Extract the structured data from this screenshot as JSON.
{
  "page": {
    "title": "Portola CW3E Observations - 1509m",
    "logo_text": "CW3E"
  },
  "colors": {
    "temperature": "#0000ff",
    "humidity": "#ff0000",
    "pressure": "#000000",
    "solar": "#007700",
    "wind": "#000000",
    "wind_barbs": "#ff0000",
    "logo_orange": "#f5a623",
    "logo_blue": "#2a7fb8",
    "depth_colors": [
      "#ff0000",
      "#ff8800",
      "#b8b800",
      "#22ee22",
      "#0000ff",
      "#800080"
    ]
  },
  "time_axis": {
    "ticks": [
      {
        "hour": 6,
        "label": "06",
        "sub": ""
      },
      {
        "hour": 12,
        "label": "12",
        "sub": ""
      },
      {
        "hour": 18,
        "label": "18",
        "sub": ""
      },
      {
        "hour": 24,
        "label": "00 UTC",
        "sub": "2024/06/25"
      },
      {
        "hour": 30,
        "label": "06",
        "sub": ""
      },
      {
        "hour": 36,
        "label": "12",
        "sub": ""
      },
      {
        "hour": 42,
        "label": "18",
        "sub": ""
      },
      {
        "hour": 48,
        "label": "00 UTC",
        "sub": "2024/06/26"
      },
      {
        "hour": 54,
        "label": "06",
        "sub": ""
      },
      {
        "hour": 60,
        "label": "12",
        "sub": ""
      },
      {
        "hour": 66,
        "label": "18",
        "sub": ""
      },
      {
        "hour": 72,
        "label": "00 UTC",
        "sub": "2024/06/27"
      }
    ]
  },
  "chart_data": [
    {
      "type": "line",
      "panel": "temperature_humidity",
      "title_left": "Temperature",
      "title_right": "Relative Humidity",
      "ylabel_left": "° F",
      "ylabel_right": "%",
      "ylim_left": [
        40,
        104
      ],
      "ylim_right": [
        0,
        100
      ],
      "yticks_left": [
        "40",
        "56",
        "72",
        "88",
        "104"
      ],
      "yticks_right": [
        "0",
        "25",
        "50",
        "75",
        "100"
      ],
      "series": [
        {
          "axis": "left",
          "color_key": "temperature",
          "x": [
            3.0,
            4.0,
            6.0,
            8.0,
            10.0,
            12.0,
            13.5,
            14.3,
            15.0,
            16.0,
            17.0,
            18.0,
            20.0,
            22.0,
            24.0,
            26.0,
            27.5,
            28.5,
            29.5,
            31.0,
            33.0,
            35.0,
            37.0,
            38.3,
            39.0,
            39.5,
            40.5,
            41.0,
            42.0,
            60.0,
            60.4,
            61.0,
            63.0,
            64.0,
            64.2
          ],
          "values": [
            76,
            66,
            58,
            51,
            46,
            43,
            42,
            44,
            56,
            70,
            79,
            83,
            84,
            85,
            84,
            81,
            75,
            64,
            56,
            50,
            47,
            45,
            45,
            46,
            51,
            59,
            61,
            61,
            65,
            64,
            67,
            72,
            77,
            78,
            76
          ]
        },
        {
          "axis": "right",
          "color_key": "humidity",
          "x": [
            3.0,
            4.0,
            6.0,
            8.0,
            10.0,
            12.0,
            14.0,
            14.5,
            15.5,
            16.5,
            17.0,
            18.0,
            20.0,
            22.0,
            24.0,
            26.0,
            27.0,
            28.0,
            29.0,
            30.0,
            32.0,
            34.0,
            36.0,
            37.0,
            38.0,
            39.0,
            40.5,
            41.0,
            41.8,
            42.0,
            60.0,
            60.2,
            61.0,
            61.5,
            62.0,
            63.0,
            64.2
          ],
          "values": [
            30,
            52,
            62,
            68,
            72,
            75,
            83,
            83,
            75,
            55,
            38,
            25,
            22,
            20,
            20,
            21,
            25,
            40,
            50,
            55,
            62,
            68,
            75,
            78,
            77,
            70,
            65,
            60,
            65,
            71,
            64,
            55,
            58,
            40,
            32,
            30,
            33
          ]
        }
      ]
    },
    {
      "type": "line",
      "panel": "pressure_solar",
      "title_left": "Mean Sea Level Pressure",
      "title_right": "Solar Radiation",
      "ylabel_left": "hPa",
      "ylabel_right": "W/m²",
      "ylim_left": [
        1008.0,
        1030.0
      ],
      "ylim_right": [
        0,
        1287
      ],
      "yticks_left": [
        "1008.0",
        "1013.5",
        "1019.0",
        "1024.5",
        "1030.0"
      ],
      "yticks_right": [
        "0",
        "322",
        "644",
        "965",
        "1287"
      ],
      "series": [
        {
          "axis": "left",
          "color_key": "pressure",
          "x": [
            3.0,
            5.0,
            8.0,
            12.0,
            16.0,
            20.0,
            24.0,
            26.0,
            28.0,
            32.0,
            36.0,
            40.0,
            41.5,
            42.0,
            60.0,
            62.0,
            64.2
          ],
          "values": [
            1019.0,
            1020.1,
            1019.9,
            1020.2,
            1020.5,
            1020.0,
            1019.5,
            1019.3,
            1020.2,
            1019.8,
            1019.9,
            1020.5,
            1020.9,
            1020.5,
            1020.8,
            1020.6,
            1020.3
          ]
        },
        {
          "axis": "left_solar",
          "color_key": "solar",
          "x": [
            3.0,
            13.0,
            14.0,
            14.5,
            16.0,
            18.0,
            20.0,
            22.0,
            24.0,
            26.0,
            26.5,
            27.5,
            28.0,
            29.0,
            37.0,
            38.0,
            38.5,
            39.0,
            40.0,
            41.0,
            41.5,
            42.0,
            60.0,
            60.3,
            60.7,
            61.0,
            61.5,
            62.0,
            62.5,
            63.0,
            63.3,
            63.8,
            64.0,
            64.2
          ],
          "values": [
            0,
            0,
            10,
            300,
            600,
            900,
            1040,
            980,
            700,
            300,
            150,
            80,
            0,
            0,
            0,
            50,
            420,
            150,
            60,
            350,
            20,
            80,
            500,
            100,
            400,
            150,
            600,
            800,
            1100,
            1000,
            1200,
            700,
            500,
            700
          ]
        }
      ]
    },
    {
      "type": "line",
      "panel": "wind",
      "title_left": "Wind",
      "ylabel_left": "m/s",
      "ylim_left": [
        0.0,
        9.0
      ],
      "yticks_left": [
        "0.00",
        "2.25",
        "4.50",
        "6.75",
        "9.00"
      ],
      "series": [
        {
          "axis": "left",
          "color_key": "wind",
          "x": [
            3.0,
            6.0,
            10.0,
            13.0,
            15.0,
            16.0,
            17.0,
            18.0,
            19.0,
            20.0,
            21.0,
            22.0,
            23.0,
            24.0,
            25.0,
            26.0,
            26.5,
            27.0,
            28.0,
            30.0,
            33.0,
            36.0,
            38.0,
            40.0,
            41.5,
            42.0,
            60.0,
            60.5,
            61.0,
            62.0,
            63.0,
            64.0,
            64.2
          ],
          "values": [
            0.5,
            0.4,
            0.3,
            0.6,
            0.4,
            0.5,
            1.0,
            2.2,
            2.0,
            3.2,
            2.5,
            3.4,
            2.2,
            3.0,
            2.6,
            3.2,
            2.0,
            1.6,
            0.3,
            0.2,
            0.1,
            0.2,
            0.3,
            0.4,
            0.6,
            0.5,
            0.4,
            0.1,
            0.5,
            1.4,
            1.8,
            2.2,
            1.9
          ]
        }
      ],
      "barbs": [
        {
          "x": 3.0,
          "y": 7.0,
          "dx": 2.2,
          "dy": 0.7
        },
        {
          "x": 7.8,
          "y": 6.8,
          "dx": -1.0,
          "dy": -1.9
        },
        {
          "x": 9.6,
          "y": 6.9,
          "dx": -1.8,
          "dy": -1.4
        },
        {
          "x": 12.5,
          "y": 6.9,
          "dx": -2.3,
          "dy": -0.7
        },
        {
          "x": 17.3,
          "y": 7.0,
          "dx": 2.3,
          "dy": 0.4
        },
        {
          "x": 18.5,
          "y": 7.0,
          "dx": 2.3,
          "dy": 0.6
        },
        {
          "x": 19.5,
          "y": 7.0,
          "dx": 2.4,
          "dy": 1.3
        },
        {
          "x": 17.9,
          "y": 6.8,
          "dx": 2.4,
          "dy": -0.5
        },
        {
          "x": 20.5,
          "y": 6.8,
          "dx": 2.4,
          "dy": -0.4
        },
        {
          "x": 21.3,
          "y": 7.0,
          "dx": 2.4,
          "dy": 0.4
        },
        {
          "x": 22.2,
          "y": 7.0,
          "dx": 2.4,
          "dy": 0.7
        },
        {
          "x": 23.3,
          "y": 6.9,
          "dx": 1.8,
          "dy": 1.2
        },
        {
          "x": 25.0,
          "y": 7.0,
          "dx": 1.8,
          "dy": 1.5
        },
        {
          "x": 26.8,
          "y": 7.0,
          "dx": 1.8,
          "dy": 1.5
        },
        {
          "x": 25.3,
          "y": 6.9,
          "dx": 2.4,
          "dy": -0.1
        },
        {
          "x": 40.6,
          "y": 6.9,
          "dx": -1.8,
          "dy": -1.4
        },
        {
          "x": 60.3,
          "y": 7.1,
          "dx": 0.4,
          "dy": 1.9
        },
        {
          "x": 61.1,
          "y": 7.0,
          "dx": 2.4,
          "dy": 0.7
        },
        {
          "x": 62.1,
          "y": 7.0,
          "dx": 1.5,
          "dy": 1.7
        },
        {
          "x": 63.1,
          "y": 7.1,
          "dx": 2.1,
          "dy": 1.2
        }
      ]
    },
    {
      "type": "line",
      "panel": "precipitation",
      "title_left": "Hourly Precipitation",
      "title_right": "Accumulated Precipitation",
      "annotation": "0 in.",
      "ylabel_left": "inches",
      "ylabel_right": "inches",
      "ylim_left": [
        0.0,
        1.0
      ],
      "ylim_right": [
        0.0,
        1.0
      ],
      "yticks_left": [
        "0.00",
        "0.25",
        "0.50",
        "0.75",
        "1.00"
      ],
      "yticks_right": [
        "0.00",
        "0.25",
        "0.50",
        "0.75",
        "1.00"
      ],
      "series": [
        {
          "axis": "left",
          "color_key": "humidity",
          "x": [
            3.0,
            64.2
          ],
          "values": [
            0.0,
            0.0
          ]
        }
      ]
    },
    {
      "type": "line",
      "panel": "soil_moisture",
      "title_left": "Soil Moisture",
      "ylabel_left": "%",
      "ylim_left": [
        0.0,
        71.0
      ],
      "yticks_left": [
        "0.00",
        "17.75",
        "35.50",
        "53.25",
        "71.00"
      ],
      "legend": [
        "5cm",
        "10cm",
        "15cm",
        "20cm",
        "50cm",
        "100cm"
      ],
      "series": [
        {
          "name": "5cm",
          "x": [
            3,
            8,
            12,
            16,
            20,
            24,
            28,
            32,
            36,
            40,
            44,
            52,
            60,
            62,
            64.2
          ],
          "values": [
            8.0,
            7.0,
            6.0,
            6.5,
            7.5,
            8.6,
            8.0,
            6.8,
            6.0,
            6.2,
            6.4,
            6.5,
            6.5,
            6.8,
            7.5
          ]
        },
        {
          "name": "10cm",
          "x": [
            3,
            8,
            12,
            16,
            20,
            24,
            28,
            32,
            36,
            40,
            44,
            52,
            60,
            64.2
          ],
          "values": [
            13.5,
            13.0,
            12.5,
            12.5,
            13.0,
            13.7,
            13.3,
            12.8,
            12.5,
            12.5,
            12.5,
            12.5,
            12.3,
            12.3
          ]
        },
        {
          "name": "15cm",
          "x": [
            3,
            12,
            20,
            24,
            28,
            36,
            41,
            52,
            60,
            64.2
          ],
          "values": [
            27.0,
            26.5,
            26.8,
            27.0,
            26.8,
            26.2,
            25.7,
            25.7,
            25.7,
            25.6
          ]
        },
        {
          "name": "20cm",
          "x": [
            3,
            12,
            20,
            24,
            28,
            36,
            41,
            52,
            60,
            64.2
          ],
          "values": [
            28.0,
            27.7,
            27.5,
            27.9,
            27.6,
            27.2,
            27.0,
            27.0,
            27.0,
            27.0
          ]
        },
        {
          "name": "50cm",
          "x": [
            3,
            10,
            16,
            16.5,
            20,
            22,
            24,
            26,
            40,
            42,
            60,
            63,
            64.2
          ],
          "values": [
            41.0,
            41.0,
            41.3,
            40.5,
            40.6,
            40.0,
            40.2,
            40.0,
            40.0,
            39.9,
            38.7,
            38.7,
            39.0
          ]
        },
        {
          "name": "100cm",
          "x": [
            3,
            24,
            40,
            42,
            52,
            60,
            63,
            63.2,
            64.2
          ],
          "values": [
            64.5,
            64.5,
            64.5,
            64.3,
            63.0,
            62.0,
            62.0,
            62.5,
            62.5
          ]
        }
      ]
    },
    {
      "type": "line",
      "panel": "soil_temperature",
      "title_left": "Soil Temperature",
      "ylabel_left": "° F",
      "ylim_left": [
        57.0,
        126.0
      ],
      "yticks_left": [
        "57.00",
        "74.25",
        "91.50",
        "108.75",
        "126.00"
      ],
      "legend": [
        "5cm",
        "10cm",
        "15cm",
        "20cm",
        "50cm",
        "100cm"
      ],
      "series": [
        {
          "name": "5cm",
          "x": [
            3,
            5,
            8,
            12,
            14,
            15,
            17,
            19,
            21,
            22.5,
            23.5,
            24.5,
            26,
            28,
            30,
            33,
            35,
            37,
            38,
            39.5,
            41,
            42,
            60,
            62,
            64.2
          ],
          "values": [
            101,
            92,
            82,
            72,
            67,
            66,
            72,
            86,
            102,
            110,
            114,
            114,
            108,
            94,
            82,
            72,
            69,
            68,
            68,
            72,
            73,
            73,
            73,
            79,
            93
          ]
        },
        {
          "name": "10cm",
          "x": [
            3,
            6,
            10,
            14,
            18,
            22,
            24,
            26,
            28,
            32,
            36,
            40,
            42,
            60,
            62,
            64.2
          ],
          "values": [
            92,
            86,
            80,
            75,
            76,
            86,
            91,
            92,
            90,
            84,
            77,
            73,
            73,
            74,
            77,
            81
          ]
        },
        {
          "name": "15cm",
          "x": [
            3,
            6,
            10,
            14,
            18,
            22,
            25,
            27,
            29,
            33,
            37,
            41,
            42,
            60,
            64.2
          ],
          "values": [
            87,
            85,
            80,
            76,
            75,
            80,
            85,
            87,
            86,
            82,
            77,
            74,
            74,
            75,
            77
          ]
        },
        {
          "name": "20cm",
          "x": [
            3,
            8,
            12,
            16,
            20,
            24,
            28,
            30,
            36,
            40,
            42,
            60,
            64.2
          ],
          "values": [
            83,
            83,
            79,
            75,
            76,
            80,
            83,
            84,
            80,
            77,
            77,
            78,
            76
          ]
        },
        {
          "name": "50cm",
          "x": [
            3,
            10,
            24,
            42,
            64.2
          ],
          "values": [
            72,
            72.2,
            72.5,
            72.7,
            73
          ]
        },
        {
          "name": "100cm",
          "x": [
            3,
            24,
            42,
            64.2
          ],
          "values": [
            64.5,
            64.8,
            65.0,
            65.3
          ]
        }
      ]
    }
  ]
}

Request =
Your answer should be a single number: the count of lines holding the word "inches".

Result of this exercise =
2